┌─ Listing

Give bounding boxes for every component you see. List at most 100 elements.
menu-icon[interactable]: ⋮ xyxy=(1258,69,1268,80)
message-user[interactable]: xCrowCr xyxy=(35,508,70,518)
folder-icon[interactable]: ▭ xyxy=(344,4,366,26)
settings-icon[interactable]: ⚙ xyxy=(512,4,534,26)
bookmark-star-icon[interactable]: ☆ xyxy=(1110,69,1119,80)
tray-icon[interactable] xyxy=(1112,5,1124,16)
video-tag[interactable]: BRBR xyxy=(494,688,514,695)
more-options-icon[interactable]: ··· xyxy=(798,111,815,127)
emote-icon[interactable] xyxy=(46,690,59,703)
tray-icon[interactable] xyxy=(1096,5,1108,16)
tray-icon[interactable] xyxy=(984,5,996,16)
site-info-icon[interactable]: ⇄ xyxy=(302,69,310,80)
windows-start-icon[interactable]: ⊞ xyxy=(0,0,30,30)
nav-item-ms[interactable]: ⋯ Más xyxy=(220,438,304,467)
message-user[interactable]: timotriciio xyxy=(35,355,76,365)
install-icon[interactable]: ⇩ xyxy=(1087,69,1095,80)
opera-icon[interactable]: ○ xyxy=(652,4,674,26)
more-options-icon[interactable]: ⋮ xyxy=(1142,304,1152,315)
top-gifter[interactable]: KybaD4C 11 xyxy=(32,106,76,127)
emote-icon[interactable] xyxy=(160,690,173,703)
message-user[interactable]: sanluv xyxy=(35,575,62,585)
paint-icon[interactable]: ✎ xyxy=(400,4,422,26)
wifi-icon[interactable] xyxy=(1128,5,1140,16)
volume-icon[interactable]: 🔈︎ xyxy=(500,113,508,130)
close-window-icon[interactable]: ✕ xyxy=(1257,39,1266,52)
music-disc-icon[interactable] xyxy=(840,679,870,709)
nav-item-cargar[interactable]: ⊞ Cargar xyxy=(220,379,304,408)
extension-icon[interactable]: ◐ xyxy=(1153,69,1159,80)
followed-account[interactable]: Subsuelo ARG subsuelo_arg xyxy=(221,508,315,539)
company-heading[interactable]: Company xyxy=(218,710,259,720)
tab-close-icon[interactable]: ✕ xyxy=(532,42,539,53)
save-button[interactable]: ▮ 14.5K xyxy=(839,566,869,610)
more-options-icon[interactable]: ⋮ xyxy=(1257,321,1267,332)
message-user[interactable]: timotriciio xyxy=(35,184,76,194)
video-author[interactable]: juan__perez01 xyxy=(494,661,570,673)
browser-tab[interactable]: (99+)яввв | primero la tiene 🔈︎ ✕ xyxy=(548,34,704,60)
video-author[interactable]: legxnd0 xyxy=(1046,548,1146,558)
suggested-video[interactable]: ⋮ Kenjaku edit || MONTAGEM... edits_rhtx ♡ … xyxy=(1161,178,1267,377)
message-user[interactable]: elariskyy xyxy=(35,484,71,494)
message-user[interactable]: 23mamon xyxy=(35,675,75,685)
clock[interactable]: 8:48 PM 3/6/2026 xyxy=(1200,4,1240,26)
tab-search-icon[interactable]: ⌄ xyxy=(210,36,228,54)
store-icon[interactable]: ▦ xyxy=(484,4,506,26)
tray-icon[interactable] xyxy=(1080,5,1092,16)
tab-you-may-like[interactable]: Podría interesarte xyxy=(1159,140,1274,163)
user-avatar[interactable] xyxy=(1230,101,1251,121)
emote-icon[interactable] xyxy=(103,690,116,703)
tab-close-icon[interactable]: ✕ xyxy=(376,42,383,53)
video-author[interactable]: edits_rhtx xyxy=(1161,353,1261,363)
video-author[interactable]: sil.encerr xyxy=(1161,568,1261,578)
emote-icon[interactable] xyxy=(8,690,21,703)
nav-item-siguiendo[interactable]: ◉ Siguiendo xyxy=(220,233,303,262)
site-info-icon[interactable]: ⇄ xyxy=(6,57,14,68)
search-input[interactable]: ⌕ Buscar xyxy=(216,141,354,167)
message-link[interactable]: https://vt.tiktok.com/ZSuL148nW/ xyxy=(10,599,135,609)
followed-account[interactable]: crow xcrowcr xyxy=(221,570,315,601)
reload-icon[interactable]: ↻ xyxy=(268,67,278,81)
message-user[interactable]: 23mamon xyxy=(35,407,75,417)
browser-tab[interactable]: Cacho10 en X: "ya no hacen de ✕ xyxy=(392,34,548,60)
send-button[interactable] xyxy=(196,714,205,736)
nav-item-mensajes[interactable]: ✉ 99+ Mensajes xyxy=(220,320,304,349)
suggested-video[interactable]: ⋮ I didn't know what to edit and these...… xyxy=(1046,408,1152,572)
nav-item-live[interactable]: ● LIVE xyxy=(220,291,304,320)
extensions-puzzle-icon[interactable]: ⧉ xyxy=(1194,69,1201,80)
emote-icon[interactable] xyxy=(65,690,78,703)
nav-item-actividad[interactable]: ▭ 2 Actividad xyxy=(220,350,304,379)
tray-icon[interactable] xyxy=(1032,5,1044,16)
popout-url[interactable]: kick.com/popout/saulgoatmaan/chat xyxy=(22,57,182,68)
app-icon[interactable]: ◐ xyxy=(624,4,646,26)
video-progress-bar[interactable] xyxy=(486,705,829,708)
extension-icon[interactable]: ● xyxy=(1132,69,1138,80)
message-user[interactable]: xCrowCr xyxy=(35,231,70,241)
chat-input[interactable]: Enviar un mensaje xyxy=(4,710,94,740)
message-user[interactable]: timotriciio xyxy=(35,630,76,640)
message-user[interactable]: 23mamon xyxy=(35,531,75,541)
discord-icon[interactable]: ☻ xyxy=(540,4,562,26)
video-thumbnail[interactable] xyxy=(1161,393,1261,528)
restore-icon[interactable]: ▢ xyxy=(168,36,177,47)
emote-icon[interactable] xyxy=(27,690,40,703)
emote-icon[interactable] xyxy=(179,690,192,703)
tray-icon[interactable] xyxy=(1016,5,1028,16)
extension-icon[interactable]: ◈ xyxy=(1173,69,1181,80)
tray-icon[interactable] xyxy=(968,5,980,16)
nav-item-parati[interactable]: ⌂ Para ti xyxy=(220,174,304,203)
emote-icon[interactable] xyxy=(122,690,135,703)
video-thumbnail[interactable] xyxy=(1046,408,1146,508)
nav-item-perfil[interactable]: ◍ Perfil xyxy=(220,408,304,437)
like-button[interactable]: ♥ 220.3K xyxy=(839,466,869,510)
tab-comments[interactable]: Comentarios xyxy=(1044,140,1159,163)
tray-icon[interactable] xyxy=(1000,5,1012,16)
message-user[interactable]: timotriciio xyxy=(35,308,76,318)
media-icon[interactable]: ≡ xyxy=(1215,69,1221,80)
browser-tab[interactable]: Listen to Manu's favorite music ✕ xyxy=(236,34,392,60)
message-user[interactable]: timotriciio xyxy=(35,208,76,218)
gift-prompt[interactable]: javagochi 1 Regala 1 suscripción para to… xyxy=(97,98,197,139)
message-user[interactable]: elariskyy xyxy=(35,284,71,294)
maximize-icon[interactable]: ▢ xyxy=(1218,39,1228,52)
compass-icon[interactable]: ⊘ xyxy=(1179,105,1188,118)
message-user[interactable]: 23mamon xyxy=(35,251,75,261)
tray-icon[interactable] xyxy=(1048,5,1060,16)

└─

__Prompt__: Copy every line of the material above, word for word, with nothing left out and nothing changed.

__Finished answer__:
Give bounding boxes for every component you see. List at most 100 elements.
menu-icon[interactable]: ⋮ xyxy=(1258,69,1268,80)
message-user[interactable]: xCrowCr xyxy=(35,508,70,518)
folder-icon[interactable]: ▭ xyxy=(344,4,366,26)
settings-icon[interactable]: ⚙ xyxy=(512,4,534,26)
bookmark-star-icon[interactable]: ☆ xyxy=(1110,69,1119,80)
tray-icon[interactable] xyxy=(1112,5,1124,16)
video-tag[interactable]: BRBR xyxy=(494,688,514,695)
more-options-icon[interactable]: ··· xyxy=(798,111,815,127)
emote-icon[interactable] xyxy=(46,690,59,703)
tray-icon[interactable] xyxy=(1096,5,1108,16)
tray-icon[interactable] xyxy=(984,5,996,16)
site-info-icon[interactable]: ⇄ xyxy=(302,69,310,80)
windows-start-icon[interactable]: ⊞ xyxy=(0,0,30,30)
nav-item-ms[interactable]: ⋯ Más xyxy=(220,438,304,467)
message-user[interactable]: timotriciio xyxy=(35,355,76,365)
install-icon[interactable]: ⇩ xyxy=(1087,69,1095,80)
opera-icon[interactable]: ○ xyxy=(652,4,674,26)
more-options-icon[interactable]: ⋮ xyxy=(1142,304,1152,315)
top-gifter[interactable]: KybaD4C 11 xyxy=(32,106,76,127)
emote-icon[interactable] xyxy=(160,690,173,703)
message-user[interactable]: sanluv xyxy=(35,575,62,585)
paint-icon[interactable]: ✎ xyxy=(400,4,422,26)
wifi-icon[interactable] xyxy=(1128,5,1140,16)
volume-icon[interactable]: 🔈︎ xyxy=(500,113,508,130)
close-window-icon[interactable]: ✕ xyxy=(1257,39,1266,52)
music-disc-icon[interactable] xyxy=(840,679,870,709)
nav-item-cargar[interactable]: ⊞ Cargar xyxy=(220,379,304,408)
extension-icon[interactable]: ◐ xyxy=(1153,69,1159,80)
followed-account[interactable]: Subsuelo ARG subsuelo_arg xyxy=(221,508,315,539)
company-heading[interactable]: Company xyxy=(218,710,259,720)
tab-close-icon[interactable]: ✕ xyxy=(532,42,539,53)
save-button[interactable]: ▮ 14.5K xyxy=(839,566,869,610)
more-options-icon[interactable]: ⋮ xyxy=(1257,321,1267,332)
message-user[interactable]: timotriciio xyxy=(35,184,76,194)
video-author[interactable]: juan__perez01 xyxy=(494,661,570,673)
browser-tab[interactable]: (99+)яввв | primero la tiene 🔈︎ ✕ xyxy=(548,34,704,60)
video-author[interactable]: legxnd0 xyxy=(1046,548,1146,558)
suggested-video[interactable]: ⋮ Kenjaku edit || MONTAGEM... edits_rhtx ♡ … xyxy=(1161,178,1267,377)
message-user[interactable]: elariskyy xyxy=(35,484,71,494)
message-user[interactable]: 23mamon xyxy=(35,675,75,685)
clock[interactable]: 8:48 PM 3/6/2026 xyxy=(1200,4,1240,26)
tab-search-icon[interactable]: ⌄ xyxy=(210,36,228,54)
store-icon[interactable]: ▦ xyxy=(484,4,506,26)
tray-icon[interactable] xyxy=(1080,5,1092,16)
tab-you-may-like[interactable]: Podría interesarte xyxy=(1159,140,1274,163)
user-avatar[interactable] xyxy=(1230,101,1251,121)
emote-icon[interactable] xyxy=(103,690,116,703)
tab-close-icon[interactable]: ✕ xyxy=(376,42,383,53)
video-author[interactable]: edits_rhtx xyxy=(1161,353,1261,363)
video-author[interactable]: sil.encerr xyxy=(1161,568,1261,578)
emote-icon[interactable] xyxy=(8,690,21,703)
nav-item-siguiendo[interactable]: ◉ Siguiendo xyxy=(220,233,303,262)
site-info-icon[interactable]: ⇄ xyxy=(6,57,14,68)
search-input[interactable]: ⌕ Buscar xyxy=(216,141,354,167)
message-link[interactable]: https://vt.tiktok.com/ZSuL148nW/ xyxy=(10,599,135,609)
followed-account[interactable]: crow xcrowcr xyxy=(221,570,315,601)
reload-icon[interactable]: ↻ xyxy=(268,67,278,81)
message-user[interactable]: 23mamon xyxy=(35,407,75,417)
browser-tab[interactable]: Cacho10 en X: "ya no hacen de ✕ xyxy=(392,34,548,60)
send-button[interactable] xyxy=(196,714,205,736)
nav-item-mensajes[interactable]: ✉ 99+ Mensajes xyxy=(220,320,304,349)
suggested-video[interactable]: ⋮ I didn't know what to edit and these...… xyxy=(1046,408,1152,572)
nav-item-live[interactable]: ● LIVE xyxy=(220,291,304,320)
extensions-puzzle-icon[interactable]: ⧉ xyxy=(1194,69,1201,80)
emote-icon[interactable] xyxy=(65,690,78,703)
nav-item-actividad[interactable]: ▭ 2 Actividad xyxy=(220,350,304,379)
tray-icon[interactable] xyxy=(1032,5,1044,16)
popout-url[interactable]: kick.com/popout/saulgoatmaan/chat xyxy=(22,57,182,68)
app-icon[interactable]: ◐ xyxy=(624,4,646,26)
video-progress-bar[interactable] xyxy=(486,705,829,708)
extension-icon[interactable]: ● xyxy=(1132,69,1138,80)
message-user[interactable]: xCrowCr xyxy=(35,231,70,241)
chat-input[interactable]: Enviar un mensaje xyxy=(4,710,94,740)
message-user[interactable]: timotriciio xyxy=(35,630,76,640)
message-user[interactable]: 23mamon xyxy=(35,531,75,541)
discord-icon[interactable]: ☻ xyxy=(540,4,562,26)
video-thumbnail[interactable] xyxy=(1161,393,1261,528)
restore-icon[interactable]: ▢ xyxy=(168,36,177,47)
emote-icon[interactable] xyxy=(27,690,40,703)
emote-icon[interactable] xyxy=(179,690,192,703)
tray-icon[interactable] xyxy=(1016,5,1028,16)
extension-icon[interactable]: ◈ xyxy=(1173,69,1181,80)
tray-icon[interactable] xyxy=(968,5,980,16)
nav-item-parati[interactable]: ⌂ Para ti xyxy=(220,174,304,203)
emote-icon[interactable] xyxy=(122,690,135,703)
video-thumbnail[interactable] xyxy=(1046,408,1146,508)
nav-item-perfil[interactable]: ◍ Perfil xyxy=(220,408,304,437)
like-button[interactable]: ♥ 220.3K xyxy=(839,466,869,510)
tab-comments[interactable]: Comentarios xyxy=(1044,140,1159,163)
tray-icon[interactable] xyxy=(1000,5,1012,16)
message-user[interactable]: timotriciio xyxy=(35,308,76,318)
media-icon[interactable]: ≡ xyxy=(1215,69,1221,80)
browser-tab[interactable]: Listen to Manu's favorite music ✕ xyxy=(236,34,392,60)
message-user[interactable]: timotriciio xyxy=(35,208,76,218)
gift-prompt[interactable]: javagochi 1 Regala 1 suscripción para to… xyxy=(97,98,197,139)
message-user[interactable]: elariskyy xyxy=(35,284,71,294)
maximize-icon[interactable]: ▢ xyxy=(1218,39,1228,52)
compass-icon[interactable]: ⊘ xyxy=(1179,105,1188,118)
message-user[interactable]: 23mamon xyxy=(35,251,75,261)
tray-icon[interactable] xyxy=(1048,5,1060,16)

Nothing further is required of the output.